- [Exercise goal]
The records that follow must be repeated verbatim, every one of them.

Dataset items
--------------------------------------------------

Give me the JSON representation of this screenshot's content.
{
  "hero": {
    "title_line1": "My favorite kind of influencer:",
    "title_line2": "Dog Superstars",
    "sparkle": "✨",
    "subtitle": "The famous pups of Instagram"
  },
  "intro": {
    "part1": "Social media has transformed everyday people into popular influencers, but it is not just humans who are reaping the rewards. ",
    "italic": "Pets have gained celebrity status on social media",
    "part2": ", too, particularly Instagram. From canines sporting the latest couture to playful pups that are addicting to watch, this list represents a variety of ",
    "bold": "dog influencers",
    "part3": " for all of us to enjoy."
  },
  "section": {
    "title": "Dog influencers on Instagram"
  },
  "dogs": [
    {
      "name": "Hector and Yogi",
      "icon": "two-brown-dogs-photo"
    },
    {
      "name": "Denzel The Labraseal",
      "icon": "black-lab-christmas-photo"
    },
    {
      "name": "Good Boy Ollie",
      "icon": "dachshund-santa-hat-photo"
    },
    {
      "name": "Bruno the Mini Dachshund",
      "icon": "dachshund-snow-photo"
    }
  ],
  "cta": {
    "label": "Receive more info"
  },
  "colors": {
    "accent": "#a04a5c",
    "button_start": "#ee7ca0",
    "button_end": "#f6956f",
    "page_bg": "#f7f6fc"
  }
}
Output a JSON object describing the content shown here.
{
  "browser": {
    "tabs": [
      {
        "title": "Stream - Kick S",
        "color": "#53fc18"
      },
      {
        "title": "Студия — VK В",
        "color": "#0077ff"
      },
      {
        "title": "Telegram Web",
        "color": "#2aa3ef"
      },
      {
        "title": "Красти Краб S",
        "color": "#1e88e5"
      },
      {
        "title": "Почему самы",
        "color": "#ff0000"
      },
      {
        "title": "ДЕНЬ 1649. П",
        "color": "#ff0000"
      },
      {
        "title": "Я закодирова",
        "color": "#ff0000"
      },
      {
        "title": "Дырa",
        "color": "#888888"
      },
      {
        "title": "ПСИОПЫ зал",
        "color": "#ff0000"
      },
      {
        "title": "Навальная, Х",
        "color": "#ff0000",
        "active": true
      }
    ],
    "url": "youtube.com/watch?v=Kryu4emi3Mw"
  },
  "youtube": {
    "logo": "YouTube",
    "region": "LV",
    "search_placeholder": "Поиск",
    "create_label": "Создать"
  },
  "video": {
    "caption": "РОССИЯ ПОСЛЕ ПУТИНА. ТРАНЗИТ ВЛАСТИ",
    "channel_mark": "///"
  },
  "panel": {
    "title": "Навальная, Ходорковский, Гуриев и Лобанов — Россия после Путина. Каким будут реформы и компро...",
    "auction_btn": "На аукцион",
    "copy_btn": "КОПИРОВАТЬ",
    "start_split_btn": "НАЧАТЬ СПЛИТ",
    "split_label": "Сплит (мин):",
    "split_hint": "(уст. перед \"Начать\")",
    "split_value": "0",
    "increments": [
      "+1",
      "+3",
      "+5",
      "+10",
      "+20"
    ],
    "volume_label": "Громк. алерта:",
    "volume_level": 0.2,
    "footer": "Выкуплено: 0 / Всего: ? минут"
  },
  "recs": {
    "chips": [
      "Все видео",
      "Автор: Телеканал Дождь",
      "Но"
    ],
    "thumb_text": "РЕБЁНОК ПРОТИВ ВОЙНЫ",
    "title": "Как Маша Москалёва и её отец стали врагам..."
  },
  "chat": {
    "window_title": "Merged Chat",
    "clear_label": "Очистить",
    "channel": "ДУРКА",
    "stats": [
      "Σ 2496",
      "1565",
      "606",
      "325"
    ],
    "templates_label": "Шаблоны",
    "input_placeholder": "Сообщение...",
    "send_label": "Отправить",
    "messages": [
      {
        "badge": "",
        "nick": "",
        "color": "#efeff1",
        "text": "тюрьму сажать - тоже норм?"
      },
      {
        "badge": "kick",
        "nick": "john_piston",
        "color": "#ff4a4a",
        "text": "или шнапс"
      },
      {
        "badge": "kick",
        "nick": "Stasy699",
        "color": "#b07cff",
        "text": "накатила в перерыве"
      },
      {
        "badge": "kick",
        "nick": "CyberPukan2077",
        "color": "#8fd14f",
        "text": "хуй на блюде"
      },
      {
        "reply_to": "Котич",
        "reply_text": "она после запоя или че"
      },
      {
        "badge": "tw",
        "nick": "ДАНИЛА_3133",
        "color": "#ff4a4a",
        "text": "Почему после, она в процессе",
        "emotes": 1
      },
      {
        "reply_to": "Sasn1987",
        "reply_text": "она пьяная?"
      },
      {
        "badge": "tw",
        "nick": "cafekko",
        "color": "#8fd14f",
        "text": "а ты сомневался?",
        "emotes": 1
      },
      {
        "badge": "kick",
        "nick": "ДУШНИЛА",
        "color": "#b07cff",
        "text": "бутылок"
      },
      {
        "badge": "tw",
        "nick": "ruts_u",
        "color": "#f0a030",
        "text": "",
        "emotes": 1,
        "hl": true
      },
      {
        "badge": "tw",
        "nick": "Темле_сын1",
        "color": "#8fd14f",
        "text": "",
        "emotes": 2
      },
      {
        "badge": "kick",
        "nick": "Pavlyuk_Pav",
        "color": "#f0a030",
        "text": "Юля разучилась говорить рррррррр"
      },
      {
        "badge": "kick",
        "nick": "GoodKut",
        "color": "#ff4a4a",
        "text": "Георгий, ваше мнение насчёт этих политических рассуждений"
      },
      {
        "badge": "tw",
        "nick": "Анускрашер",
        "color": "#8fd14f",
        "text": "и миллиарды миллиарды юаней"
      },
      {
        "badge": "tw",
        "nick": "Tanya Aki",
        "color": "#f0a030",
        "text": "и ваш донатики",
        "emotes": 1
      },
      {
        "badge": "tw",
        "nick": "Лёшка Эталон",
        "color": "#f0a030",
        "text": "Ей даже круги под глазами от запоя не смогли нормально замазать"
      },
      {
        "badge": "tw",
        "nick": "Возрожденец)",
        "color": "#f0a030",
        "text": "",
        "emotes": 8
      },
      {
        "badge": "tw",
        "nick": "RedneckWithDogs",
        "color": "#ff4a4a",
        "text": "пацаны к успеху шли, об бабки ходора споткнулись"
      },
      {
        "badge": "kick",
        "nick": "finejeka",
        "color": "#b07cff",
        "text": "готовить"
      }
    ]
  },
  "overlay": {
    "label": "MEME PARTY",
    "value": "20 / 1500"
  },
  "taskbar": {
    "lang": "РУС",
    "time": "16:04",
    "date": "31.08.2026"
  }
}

--------------------------------------------------

- [Solved exercise]
Give me the JSON representation of this screenshot's content.
{
  "hero": {
    "title_line1": "My favorite kind of influencer:",
    "title_line2": "Dog Superstars",
    "sparkle": "✨",
    "subtitle": "The famous pups of Instagram"
  },
  "intro": {
    "part1": "Social media has transformed everyday people into popular influencers, but it is not just humans who are reaping the rewards. ",
    "italic": "Pets have gained celebrity status on social media",
    "part2": ", too, particularly Instagram. From canines sporting the latest couture to playful pups that are addicting to watch, this list represents a variety of ",
    "bold": "dog influencers",
    "part3": " for all of us to enjoy."
  },
  "section": {
    "title": "Dog influencers on Instagram"
  },
  "dogs": [
    {
      "name": "Hector and Yogi",
      "icon": "two-brown-dogs-photo"
    },
    {
      "name": "Denzel The Labraseal",
      "icon": "black-lab-christmas-photo"
    },
    {
      "name": "Good Boy Ollie",
      "icon": "dachshund-santa-hat-photo"
    },
    {
      "name": "Bruno the Mini Dachshund",
      "icon": "dachshund-snow-photo"
    }
  ],
  "cta": {
    "label": "Receive more info"
  },
  "colors": {
    "accent": "#a04a5c",
    "button_start": "#ee7ca0",
    "button_end": "#f6956f",
    "page_bg": "#f7f6fc"
  }
}
Output a JSON object describing the content shown here.
{
  "browser": {
    "tabs": [
      {
        "title": "Stream - Kick S",
        "color": "#53fc18"
      },
      {
        "title": "Студия — VK В",
        "color": "#0077ff"
      },
      {
        "title": "Telegram Web",
        "color": "#2aa3ef"
      },
      {
        "title": "Красти Краб S",
        "color": "#1e88e5"
      },
      {
        "title": "Почему самы",
        "color": "#ff0000"
      },
      {
        "title": "ДЕНЬ 1649. П",
        "color": "#ff0000"
      },
      {
        "title": "Я закодирова",
        "color": "#ff0000"
      },
      {
        "title": "Дырa",
        "color": "#888888"
      },
      {
        "title": "ПСИОПЫ зал",
        "color": "#ff0000"
      },
      {
        "title": "Навальная, Х",
        "color": "#ff0000",
        "active": true
      }
    ],
    "url": "youtube.com/watch?v=Kryu4emi3Mw"
  },
  "youtube": {
    "logo": "YouTube",
    "region": "LV",
    "search_placeholder": "Поиск",
    "create_label": "Создать"
  },
  "video": {
    "caption": "РОССИЯ ПОСЛЕ ПУТИНА. ТРАНЗИТ ВЛАСТИ",
    "channel_mark": "///"
  },
  "panel": {
    "title": "Навальная, Ходорковский, Гуриев и Лобанов — Россия после Путина. Каким будут реформы и компро...",
    "auction_btn": "На аукцион",
    "copy_btn": "КОПИРОВАТЬ",
    "start_split_btn": "НАЧАТЬ СПЛИТ",
    "split_label": "Сплит (мин):",
    "split_hint": "(уст. перед \"Начать\")",
    "split_value": "0",
    "increments": [
      "+1",
      "+3",
      "+5",
      "+10",
      "+20"
    ],
    "volume_label": "Громк. алерта:",
    "volume_level": 0.2,
    "footer": "Выкуплено: 0 / Всего: ? минут"
  },
  "recs": {
    "chips": [
      "Все видео",
      "Автор: Телеканал Дождь",
      "Но"
    ],
    "thumb_text": "РЕБЁНОК ПРОТИВ ВОЙНЫ",
    "title": "Как Маша Москалёва и её отец стали врагам..."
  },
  "chat": {
    "window_title": "Merged Chat",
    "clear_label": "Очистить",
    "channel": "ДУРКА",
    "stats": [
      "Σ 2496",
      "1565",
      "606",
      "325"
    ],
    "templates_label": "Шаблоны",
    "input_placeholder": "Сообщение...",
    "send_label": "Отправить",
    "messages": [
      {
        "badge": "",
        "nick": "",
        "color": "#efeff1",
        "text": "тюрьму сажать - тоже норм?"
      },
      {
        "badge": "kick",
        "nick": "john_piston",
        "color": "#ff4a4a",
        "text": "или шнапс"
      },
      {
        "badge": "kick",
        "nick": "Stasy699",
        "color": "#b07cff",
        "text": "накатила в перерыве"
      },
      {
        "badge": "kick",
        "nick": "CyberPukan2077",
        "color": "#8fd14f",
        "text": "хуй на блюде"
      },
      {
        "reply_to": "Котич",
        "reply_text": "она после запоя или че"
      },
      {
        "badge": "tw",
        "nick": "ДАНИЛА_3133",
        "color": "#ff4a4a",
        "text": "Почему после, она в процессе",
        "emotes": 1
      },
      {
        "reply_to": "Sasn1987",
        "reply_text": "она пьяная?"
      },
      {
        "badge": "tw",
        "nick": "cafekko",
        "color": "#8fd14f",
        "text": "а ты сомневался?",
        "emotes": 1
      },
      {
        "badge": "kick",
        "nick": "ДУШНИЛА",
        "color": "#b07cff",
        "text": "бутылок"
      },
      {
        "badge": "tw",
        "nick": "ruts_u",
        "color": "#f0a030",
        "text": "",
        "emotes": 1,
        "hl": true
      },
      {
        "badge": "tw",
        "nick": "Темле_сын1",
        "color": "#8fd14f",
        "text": "",
        "emotes": 2
      },
      {
        "badge": "kick",
        "nick": "Pavlyuk_Pav",
        "color": "#f0a030",
        "text": "Юля разучилась говорить рррррррр"
      },
      {
        "badge": "kick",
        "nick": "GoodKut",
        "color": "#ff4a4a",
        "text": "Георгий, ваше мнение насчёт этих политических рассуждений"
      },
      {
        "badge": "tw",
        "nick": "Анускрашер",
        "color": "#8fd14f",
        "text": "и миллиарды миллиарды юаней"
      },
      {
        "badge": "tw",
        "nick": "Tanya Aki",
        "color": "#f0a030",
        "text": "и ваш донатики",
        "emotes": 1
      },
      {
        "badge": "tw",
        "nick": "Лёшка Эталон",
        "color": "#f0a030",
        "text": "Ей даже круги под глазами от запоя не смогли нормально замазать"
      },
      {
        "badge": "tw",
        "nick": "Возрожденец)",
        "color": "#f0a030",
        "text": "",
        "emotes": 8
      },
      {
        "badge": "tw",
        "nick": "RedneckWithDogs",
        "color": "#ff4a4a",
        "text": "пацаны к успеху шли, об бабки ходора споткнулись"
      },
      {
        "badge": "kick",
        "nick": "finejeka",
        "color": "#b07cff",
        "text": "готовить"
      }
    ]
  },
  "overlay": {
    "label": "MEME PARTY",
    "value": "20 / 1500"
  },
  "taskbar": {
    "lang": "РУС",
    "time": "16:04",
    "date": "31.08.2026"
  }
}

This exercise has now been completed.